The records should be repeated word for word, pictures excluded.

※ ※ ※

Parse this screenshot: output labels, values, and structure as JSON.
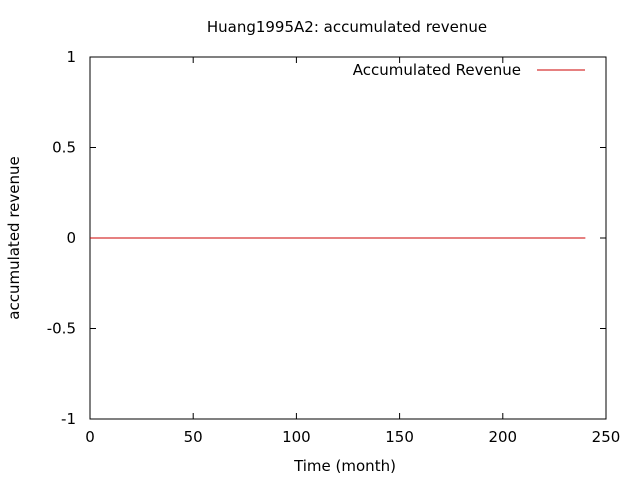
{
  "chart_data": {
    "type": "line",
    "title": "Huang1995A2: accumulated revenue",
    "xlabel": "Time (month)",
    "ylabel": "accumulated revenue",
    "xlim": [
      0,
      250
    ],
    "ylim": [
      -1,
      1
    ],
    "xticks": [
      0,
      50,
      100,
      150,
      200,
      250
    ],
    "yticks": [
      -1,
      -0.5,
      0,
      0.5,
      1
    ],
    "xtick_labels": [
      "0",
      "50",
      "100",
      "150",
      "200",
      "250"
    ],
    "ytick_labels": [
      "-1",
      "-0.5",
      "0",
      "0.5",
      "1"
    ],
    "grid": false,
    "legend_position": "top-right",
    "series": [
      {
        "name": "Accumulated Revenue",
        "color": "#cc0000",
        "x": [
          0,
          240
        ],
        "y": [
          0,
          0
        ]
      }
    ]
  }
}
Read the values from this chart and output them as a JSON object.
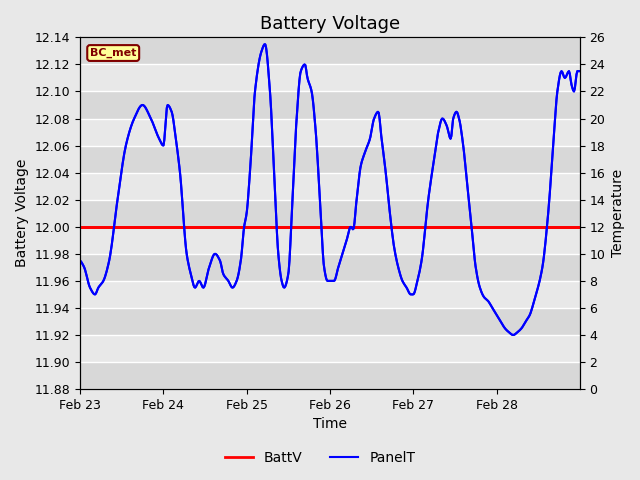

※ ※ ※

◆ **FINAL RESULT**:
Parse this screenshot: output labels, values, and structure as JSON.
{
  "chart_data": {
    "type": "line",
    "title": "Huang1995A2: accumulated revenue",
    "xlabel": "Time (month)",
    "ylabel": "accumulated revenue",
    "xlim": [
      0,
      250
    ],
    "ylim": [
      -1,
      1
    ],
    "xticks": [
      0,
      50,
      100,
      150,
      200,
      250
    ],
    "yticks": [
      -1,
      -0.5,
      0,
      0.5,
      1
    ],
    "xtick_labels": [
      "0",
      "50",
      "100",
      "150",
      "200",
      "250"
    ],
    "ytick_labels": [
      "-1",
      "-0.5",
      "0",
      "0.5",
      "1"
    ],
    "grid": false,
    "legend_position": "top-right",
    "series": [
      {
        "name": "Accumulated Revenue",
        "color": "#cc0000",
        "x": [
          0,
          240
        ],
        "y": [
          0,
          0
        ]
      }
    ]
  }
}
Read the values from this chart and output them as a JSON object.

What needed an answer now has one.